* **CHALLENGE**: Wherever the word "celom" turns up in a line of the entries, copy that line.

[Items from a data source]
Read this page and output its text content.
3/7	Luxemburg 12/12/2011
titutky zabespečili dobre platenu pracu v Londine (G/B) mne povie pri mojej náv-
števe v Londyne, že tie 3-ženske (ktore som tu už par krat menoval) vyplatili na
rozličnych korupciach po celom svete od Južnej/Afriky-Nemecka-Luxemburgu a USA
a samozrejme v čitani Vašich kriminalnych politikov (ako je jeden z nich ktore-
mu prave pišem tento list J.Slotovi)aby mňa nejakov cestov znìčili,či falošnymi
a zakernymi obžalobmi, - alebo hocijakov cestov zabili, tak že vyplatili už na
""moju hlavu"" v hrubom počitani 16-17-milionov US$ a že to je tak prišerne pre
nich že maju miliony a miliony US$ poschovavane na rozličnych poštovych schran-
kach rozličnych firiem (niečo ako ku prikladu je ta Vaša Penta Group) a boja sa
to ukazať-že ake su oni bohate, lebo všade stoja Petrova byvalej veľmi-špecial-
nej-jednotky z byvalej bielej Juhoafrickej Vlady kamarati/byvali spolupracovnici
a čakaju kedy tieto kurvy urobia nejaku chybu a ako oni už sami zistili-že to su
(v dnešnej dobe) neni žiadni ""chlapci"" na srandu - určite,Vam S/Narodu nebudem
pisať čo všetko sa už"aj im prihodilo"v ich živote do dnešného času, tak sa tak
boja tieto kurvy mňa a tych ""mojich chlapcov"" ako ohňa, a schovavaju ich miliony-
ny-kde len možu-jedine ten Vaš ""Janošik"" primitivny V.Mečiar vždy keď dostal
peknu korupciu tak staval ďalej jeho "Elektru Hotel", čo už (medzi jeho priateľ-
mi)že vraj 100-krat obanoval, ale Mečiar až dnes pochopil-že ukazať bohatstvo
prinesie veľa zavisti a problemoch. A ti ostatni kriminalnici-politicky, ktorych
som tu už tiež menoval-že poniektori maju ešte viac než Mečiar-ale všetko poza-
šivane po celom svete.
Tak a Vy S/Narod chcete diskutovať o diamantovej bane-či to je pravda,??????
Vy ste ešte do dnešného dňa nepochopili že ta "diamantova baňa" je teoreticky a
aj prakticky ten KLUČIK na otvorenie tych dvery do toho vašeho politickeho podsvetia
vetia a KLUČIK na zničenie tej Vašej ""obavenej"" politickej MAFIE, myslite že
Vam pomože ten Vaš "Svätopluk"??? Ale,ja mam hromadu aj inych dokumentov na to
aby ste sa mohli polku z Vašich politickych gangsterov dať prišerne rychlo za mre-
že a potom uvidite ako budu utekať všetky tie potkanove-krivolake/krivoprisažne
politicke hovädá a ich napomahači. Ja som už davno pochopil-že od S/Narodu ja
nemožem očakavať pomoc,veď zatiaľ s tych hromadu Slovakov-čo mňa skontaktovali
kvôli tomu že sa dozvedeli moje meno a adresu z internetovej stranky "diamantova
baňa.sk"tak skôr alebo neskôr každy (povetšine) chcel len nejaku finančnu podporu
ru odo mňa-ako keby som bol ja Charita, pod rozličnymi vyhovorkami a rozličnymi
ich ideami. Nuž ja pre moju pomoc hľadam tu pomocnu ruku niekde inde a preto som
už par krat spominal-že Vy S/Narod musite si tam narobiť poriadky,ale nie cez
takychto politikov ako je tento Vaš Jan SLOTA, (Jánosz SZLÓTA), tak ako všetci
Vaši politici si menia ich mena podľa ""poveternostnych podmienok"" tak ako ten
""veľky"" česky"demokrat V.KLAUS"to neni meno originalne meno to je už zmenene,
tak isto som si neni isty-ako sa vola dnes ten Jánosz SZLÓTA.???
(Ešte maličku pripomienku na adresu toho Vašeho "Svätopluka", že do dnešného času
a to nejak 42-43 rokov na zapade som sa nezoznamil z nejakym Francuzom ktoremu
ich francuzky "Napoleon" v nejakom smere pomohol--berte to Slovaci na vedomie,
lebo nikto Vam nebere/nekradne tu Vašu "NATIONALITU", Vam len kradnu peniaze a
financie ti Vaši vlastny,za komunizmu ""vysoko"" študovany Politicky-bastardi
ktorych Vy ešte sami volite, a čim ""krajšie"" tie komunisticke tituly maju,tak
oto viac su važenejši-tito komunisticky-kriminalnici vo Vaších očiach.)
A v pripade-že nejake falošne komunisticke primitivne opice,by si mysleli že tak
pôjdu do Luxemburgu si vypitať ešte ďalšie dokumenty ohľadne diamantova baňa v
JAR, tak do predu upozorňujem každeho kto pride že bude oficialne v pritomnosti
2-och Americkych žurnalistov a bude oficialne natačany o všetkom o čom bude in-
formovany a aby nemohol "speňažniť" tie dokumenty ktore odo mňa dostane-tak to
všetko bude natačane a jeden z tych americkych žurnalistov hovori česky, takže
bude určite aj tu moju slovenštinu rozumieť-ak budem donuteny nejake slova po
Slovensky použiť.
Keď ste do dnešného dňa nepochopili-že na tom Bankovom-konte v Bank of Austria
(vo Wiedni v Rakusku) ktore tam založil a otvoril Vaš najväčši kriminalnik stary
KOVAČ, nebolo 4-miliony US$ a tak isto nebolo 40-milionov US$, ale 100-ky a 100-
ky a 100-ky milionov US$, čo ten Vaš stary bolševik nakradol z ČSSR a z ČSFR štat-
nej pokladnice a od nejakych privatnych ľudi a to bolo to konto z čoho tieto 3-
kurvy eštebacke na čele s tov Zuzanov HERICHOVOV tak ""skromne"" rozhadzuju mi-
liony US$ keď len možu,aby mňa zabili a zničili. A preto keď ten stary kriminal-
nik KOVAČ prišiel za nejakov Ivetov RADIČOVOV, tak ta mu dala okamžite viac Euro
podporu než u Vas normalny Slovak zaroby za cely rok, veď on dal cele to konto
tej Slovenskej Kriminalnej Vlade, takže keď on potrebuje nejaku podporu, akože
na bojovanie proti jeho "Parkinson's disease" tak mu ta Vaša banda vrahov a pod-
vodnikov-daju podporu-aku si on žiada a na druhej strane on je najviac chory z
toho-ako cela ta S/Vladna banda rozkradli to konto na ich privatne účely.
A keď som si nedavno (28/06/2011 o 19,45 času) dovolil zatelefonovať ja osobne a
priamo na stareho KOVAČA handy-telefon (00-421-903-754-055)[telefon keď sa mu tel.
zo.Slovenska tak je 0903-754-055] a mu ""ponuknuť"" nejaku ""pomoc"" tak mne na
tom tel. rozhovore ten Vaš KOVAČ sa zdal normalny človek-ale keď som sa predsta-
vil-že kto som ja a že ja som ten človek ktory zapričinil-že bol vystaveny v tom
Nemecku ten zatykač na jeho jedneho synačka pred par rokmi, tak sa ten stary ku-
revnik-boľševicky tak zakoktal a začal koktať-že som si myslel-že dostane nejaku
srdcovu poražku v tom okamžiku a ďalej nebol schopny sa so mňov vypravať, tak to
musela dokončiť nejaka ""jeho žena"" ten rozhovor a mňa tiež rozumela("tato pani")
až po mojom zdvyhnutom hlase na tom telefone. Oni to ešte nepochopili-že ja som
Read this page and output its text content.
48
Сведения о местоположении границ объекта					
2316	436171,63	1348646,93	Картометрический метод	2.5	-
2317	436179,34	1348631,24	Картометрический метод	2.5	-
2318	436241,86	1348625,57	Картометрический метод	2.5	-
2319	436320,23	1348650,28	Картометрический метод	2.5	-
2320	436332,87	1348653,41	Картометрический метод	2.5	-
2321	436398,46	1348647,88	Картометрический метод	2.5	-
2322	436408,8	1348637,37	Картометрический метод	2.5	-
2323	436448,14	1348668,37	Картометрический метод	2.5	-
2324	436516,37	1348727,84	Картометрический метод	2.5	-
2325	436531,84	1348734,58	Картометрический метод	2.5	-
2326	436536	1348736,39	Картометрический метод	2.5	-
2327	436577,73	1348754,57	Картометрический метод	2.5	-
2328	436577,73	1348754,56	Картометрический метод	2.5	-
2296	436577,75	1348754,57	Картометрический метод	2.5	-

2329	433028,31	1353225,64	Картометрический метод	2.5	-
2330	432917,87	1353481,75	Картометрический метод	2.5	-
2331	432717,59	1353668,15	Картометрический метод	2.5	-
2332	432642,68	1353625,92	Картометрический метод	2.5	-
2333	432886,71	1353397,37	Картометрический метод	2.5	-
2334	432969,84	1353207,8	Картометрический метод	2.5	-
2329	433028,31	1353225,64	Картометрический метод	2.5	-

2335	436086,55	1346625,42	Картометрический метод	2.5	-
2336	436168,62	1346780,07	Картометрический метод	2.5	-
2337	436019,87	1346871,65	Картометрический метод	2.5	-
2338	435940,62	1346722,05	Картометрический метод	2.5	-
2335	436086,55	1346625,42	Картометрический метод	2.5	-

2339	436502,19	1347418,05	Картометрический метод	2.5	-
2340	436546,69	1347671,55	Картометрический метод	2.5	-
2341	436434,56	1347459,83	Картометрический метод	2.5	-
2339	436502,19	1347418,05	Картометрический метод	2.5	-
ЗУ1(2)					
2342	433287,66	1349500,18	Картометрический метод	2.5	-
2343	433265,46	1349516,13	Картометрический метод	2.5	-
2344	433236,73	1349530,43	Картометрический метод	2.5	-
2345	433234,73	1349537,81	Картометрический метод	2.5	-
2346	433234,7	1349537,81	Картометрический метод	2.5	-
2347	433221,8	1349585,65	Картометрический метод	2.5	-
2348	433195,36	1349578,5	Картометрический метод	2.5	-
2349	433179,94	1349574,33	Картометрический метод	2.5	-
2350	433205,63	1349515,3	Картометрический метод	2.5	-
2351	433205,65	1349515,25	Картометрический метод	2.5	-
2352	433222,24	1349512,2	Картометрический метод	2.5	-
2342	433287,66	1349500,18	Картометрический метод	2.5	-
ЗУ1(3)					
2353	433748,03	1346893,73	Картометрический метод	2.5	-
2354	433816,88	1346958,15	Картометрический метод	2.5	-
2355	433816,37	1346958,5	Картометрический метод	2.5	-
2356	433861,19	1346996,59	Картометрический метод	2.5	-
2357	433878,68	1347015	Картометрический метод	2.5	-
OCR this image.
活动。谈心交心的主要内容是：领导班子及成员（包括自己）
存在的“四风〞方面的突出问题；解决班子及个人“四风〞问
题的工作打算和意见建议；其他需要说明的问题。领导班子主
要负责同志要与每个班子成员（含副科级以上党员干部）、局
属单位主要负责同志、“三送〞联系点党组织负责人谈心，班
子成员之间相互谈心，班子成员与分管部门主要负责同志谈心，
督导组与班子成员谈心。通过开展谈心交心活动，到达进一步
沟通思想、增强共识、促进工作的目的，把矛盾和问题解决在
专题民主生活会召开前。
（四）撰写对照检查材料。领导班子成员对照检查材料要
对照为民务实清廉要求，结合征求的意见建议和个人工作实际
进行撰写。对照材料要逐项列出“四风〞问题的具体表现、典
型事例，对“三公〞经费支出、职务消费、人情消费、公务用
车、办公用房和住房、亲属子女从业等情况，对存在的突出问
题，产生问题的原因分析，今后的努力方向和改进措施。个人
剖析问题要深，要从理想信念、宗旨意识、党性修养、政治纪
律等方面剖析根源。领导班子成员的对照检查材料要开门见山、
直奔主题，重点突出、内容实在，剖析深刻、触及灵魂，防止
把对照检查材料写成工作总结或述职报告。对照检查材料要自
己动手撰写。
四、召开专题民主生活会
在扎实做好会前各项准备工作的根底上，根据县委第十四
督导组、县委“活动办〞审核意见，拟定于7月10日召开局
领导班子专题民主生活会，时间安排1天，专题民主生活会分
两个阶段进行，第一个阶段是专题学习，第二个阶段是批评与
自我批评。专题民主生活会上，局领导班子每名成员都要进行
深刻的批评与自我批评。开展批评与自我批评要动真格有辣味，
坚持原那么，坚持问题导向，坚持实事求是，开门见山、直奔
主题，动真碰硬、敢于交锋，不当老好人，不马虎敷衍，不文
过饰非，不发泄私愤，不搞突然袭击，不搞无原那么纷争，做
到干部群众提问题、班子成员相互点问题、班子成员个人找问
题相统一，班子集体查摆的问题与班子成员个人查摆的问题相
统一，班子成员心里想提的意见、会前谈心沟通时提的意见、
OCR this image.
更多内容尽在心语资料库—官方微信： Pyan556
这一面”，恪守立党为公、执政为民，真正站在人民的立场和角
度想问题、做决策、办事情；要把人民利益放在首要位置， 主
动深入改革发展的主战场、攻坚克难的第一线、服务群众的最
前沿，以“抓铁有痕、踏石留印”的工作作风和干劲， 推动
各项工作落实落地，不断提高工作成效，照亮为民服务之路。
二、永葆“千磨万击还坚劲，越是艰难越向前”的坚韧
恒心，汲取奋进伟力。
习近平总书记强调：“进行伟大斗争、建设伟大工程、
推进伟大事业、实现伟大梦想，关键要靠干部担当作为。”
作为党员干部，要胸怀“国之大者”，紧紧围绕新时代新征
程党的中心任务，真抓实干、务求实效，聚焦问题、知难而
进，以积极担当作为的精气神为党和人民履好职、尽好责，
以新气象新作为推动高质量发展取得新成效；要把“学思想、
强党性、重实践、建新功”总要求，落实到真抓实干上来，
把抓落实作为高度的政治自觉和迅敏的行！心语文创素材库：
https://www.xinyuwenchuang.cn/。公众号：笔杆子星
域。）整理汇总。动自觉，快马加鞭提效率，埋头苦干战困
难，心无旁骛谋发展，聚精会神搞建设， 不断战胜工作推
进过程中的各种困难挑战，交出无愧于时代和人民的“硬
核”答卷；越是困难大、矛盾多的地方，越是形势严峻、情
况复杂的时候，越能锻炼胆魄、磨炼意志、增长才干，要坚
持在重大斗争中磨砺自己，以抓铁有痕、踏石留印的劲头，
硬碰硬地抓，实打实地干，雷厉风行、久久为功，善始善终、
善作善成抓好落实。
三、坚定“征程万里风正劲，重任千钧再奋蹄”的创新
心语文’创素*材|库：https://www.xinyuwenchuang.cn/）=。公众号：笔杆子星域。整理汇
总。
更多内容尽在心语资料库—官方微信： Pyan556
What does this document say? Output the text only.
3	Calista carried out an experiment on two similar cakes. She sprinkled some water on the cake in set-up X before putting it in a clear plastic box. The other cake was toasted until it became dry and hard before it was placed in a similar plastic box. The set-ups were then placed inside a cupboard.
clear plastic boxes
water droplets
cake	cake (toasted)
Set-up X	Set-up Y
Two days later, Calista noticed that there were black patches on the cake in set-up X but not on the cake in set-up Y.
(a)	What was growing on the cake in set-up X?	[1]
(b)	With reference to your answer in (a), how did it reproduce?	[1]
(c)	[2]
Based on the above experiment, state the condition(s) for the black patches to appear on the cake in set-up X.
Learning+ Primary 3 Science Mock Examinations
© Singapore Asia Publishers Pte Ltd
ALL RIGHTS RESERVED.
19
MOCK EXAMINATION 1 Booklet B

* **THE SOLUTION**:
rozličnych korupciach po celom svete od Južnej/Afriky-Nemecka-Luxemburgu a USA
šivane po celom svete.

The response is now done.